*Exercise task*
Rewrite the entries below, replacing "cell-theory-hours" with "cell-lecture-hours" everywhere and changing nothing else.

[BEGIN Task data]

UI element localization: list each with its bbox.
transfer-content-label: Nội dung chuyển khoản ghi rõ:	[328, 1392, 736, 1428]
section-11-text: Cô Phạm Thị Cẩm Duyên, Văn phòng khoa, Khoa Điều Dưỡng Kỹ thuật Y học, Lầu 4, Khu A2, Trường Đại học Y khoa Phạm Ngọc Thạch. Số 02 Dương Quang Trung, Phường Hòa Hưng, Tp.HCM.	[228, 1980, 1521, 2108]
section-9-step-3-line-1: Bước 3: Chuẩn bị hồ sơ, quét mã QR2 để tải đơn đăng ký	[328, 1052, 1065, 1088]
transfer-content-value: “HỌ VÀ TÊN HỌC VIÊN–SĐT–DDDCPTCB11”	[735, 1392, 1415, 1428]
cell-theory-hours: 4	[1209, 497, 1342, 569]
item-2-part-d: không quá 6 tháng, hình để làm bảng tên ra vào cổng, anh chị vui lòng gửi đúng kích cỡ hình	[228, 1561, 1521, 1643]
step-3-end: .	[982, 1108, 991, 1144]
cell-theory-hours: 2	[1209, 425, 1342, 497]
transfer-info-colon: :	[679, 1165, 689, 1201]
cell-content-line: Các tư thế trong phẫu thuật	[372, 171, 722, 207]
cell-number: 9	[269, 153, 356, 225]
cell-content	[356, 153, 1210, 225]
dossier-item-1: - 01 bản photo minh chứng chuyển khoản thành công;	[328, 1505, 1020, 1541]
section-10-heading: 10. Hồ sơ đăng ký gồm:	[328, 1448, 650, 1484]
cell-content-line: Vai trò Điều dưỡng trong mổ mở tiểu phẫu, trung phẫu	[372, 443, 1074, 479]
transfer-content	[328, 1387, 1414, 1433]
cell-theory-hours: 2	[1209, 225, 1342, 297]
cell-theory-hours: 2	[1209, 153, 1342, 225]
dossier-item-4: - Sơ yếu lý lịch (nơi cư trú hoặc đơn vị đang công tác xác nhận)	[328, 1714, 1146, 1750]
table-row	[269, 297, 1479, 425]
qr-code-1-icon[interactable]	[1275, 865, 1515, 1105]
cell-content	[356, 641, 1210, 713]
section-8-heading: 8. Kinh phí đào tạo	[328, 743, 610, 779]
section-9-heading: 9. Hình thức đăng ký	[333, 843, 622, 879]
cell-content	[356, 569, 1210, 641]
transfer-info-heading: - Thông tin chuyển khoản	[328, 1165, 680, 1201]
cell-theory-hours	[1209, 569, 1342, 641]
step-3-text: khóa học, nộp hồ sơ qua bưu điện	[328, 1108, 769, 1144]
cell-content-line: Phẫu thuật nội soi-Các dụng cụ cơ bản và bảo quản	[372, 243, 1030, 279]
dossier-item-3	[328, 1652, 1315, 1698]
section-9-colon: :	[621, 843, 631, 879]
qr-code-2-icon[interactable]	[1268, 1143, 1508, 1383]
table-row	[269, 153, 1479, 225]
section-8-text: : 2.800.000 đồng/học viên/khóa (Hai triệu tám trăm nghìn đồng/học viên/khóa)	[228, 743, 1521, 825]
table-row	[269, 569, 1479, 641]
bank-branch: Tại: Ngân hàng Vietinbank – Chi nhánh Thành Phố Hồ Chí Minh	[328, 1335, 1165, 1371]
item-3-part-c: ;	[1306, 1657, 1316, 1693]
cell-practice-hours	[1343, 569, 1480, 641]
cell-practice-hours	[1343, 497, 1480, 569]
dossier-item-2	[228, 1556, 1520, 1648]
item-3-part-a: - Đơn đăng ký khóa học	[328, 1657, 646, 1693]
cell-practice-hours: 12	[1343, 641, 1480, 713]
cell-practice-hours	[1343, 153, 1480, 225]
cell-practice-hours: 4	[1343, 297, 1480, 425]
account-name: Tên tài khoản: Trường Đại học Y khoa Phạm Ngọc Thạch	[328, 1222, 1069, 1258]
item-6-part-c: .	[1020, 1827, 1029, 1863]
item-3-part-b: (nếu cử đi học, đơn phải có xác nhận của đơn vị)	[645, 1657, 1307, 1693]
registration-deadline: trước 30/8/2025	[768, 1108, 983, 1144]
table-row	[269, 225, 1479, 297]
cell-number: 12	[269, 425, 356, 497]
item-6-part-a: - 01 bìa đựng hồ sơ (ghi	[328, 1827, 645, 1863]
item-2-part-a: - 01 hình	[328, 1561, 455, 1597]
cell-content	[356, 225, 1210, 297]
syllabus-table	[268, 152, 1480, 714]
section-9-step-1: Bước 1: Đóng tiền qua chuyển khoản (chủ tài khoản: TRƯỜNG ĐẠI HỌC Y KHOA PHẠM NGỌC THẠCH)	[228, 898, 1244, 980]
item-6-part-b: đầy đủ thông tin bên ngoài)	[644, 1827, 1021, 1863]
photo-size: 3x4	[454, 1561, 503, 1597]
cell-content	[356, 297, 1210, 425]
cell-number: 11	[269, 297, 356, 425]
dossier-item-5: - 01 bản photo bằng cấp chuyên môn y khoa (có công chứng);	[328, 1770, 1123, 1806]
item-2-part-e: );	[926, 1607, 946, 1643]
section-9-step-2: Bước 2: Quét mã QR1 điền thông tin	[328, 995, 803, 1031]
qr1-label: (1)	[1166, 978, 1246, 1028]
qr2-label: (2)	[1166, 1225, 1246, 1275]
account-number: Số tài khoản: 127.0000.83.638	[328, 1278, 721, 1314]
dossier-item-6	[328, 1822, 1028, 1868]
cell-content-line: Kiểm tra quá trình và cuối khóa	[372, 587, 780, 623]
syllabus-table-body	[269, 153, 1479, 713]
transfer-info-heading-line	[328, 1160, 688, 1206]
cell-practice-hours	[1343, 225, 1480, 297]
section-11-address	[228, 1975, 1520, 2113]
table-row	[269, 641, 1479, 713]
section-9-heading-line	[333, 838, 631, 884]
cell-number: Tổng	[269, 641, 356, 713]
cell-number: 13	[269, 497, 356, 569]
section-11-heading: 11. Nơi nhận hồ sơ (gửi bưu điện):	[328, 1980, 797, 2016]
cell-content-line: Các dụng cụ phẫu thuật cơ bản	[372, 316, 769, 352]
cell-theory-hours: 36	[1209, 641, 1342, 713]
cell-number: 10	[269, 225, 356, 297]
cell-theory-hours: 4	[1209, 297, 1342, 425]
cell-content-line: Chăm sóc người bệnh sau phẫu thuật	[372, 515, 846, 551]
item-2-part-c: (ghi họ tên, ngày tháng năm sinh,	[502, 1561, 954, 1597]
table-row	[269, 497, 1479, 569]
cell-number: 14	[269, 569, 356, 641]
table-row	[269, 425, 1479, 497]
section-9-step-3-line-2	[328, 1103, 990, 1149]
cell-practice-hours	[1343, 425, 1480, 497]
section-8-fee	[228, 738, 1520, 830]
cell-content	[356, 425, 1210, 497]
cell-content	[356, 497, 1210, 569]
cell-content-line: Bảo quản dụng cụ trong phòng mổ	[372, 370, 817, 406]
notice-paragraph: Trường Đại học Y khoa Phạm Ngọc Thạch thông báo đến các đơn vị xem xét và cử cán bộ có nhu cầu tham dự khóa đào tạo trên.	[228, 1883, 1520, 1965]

[END Task data]

*Exercise result*
UI element localization: list each with its bbox.
transfer-content-label: Nội dung chuyển khoản ghi rõ:	[328, 1392, 736, 1428]
section-11-text: Cô Phạm Thị Cẩm Duyên, Văn phòng khoa, Khoa Điều Dưỡng Kỹ thuật Y học, Lầu 4, Khu A2, Trường Đại học Y khoa Phạm Ngọc Thạch. Số 02 Dương Quang Trung, Phường Hòa Hưng, Tp.HCM.	[228, 1980, 1521, 2108]
section-9-step-3-line-1: Bước 3: Chuẩn bị hồ sơ, quét mã QR2 để tải đơn đăng ký	[328, 1052, 1065, 1088]
transfer-content-value: “HỌ VÀ TÊN HỌC VIÊN–SĐT–DDDCPTCB11”	[735, 1392, 1415, 1428]
cell-lecture-hours: 4	[1209, 497, 1342, 569]
item-2-part-d: không quá 6 tháng, hình để làm bảng tên ra vào cổng, anh chị vui lòng gửi đúng kích cỡ hình	[228, 1561, 1521, 1643]
step-3-end: .	[982, 1108, 991, 1144]
cell-lecture-hours: 2	[1209, 425, 1342, 497]
transfer-info-colon: :	[679, 1165, 689, 1201]
cell-content-line: Các tư thế trong phẫu thuật	[372, 171, 722, 207]
cell-number: 9	[269, 153, 356, 225]
cell-content	[356, 153, 1210, 225]
dossier-item-1: - 01 bản photo minh chứng chuyển khoản thành công;	[328, 1505, 1020, 1541]
section-10-heading: 10. Hồ sơ đăng ký gồm:	[328, 1448, 650, 1484]
cell-content-line: Vai trò Điều dưỡng trong mổ mở tiểu phẫu, trung phẫu	[372, 443, 1074, 479]
transfer-content	[328, 1387, 1414, 1433]
cell-lecture-hours: 2	[1209, 225, 1342, 297]
cell-lecture-hours: 2	[1209, 153, 1342, 225]
dossier-item-4: - Sơ yếu lý lịch (nơi cư trú hoặc đơn vị đang công tác xác nhận)	[328, 1714, 1146, 1750]
table-row	[269, 297, 1479, 425]
qr-code-1-icon[interactable]	[1275, 865, 1515, 1105]
cell-content	[356, 641, 1210, 713]
section-8-heading: 8. Kinh phí đào tạo	[328, 743, 610, 779]
section-9-heading: 9. Hình thức đăng ký	[333, 843, 622, 879]
cell-content	[356, 569, 1210, 641]
transfer-info-heading: - Thông tin chuyển khoản	[328, 1165, 680, 1201]
cell-lecture-hours	[1209, 569, 1342, 641]
step-3-text: khóa học, nộp hồ sơ qua bưu điện	[328, 1108, 769, 1144]
cell-content-line: Phẫu thuật nội soi-Các dụng cụ cơ bản và bảo quản	[372, 243, 1030, 279]
dossier-item-3	[328, 1652, 1315, 1698]
section-9-colon: :	[621, 843, 631, 879]
qr-code-2-icon[interactable]	[1268, 1143, 1508, 1383]
table-row	[269, 153, 1479, 225]
section-8-text: : 2.800.000 đồng/học viên/khóa (Hai triệu tám trăm nghìn đồng/học viên/khóa)	[228, 743, 1521, 825]
table-row	[269, 569, 1479, 641]
bank-branch: Tại: Ngân hàng Vietinbank – Chi nhánh Thành Phố Hồ Chí Minh	[328, 1335, 1165, 1371]
item-3-part-c: ;	[1306, 1657, 1316, 1693]
cell-practice-hours	[1343, 569, 1480, 641]
cell-practice-hours	[1343, 497, 1480, 569]
dossier-item-2	[228, 1556, 1520, 1648]
item-3-part-a: - Đơn đăng ký khóa học	[328, 1657, 646, 1693]
cell-practice-hours: 12	[1343, 641, 1480, 713]
cell-practice-hours	[1343, 153, 1480, 225]
cell-practice-hours: 4	[1343, 297, 1480, 425]
account-name: Tên tài khoản: Trường Đại học Y khoa Phạm Ngọc Thạch	[328, 1222, 1069, 1258]
item-6-part-c: .	[1020, 1827, 1029, 1863]
item-3-part-b: (nếu cử đi học, đơn phải có xác nhận của đơn vị)	[645, 1657, 1307, 1693]
registration-deadline: trước 30/8/2025	[768, 1108, 983, 1144]
table-row	[269, 225, 1479, 297]
cell-number: 12	[269, 425, 356, 497]
item-6-part-a: - 01 bìa đựng hồ sơ (ghi	[328, 1827, 645, 1863]
item-2-part-a: - 01 hình	[328, 1561, 455, 1597]
cell-content	[356, 225, 1210, 297]
syllabus-table	[268, 152, 1480, 714]
section-9-step-1: Bước 1: Đóng tiền qua chuyển khoản (chủ tài khoản: TRƯỜNG ĐẠI HỌC Y KHOA PHẠM NGỌC THẠCH)	[228, 898, 1244, 980]
item-6-part-b: đầy đủ thông tin bên ngoài)	[644, 1827, 1021, 1863]
photo-size: 3x4	[454, 1561, 503, 1597]
cell-content	[356, 297, 1210, 425]
cell-number: 11	[269, 297, 356, 425]
dossier-item-5: - 01 bản photo bằng cấp chuyên môn y khoa (có công chứng);	[328, 1770, 1123, 1806]
item-2-part-e: );	[926, 1607, 946, 1643]
section-9-step-2: Bước 2: Quét mã QR1 điền thông tin	[328, 995, 803, 1031]
qr1-label: (1)	[1166, 978, 1246, 1028]
qr2-label: (2)	[1166, 1225, 1246, 1275]
account-number: Số tài khoản: 127.0000.83.638	[328, 1278, 721, 1314]
dossier-item-6	[328, 1822, 1028, 1868]
cell-content-line: Kiểm tra quá trình và cuối khóa	[372, 587, 780, 623]
syllabus-table-body	[269, 153, 1479, 713]
transfer-info-heading-line	[328, 1160, 688, 1206]
cell-practice-hours	[1343, 225, 1480, 297]
section-11-address	[228, 1975, 1520, 2113]
table-row	[269, 641, 1479, 713]
section-9-heading-line	[333, 838, 631, 884]
cell-number: Tổng	[269, 641, 356, 713]
cell-number: 13	[269, 497, 356, 569]
section-11-heading: 11. Nơi nhận hồ sơ (gửi bưu điện):	[328, 1980, 797, 2016]
cell-content-line: Các dụng cụ phẫu thuật cơ bản	[372, 316, 769, 352]
cell-lecture-hours: 36	[1209, 641, 1342, 713]
cell-number: 10	[269, 225, 356, 297]
cell-lecture-hours: 4	[1209, 297, 1342, 425]
cell-content-line: Chăm sóc người bệnh sau phẫu thuật	[372, 515, 846, 551]
item-2-part-c: (ghi họ tên, ngày tháng năm sinh,	[502, 1561, 954, 1597]
table-row	[269, 497, 1479, 569]
cell-number: 14	[269, 569, 356, 641]
table-row	[269, 425, 1479, 497]
section-9-step-3-line-2	[328, 1103, 990, 1149]
cell-practice-hours	[1343, 425, 1480, 497]
section-8-fee	[228, 738, 1520, 830]
cell-content	[356, 425, 1210, 497]
cell-content	[356, 497, 1210, 569]
cell-content-line: Bảo quản dụng cụ trong phòng mổ	[372, 370, 817, 406]
notice-paragraph: Trường Đại học Y khoa Phạm Ngọc Thạch thông báo đến các đơn vị xem xét và cử cán bộ có nhu cầu tham dự khóa đào tạo trên.	[228, 1883, 1520, 1965]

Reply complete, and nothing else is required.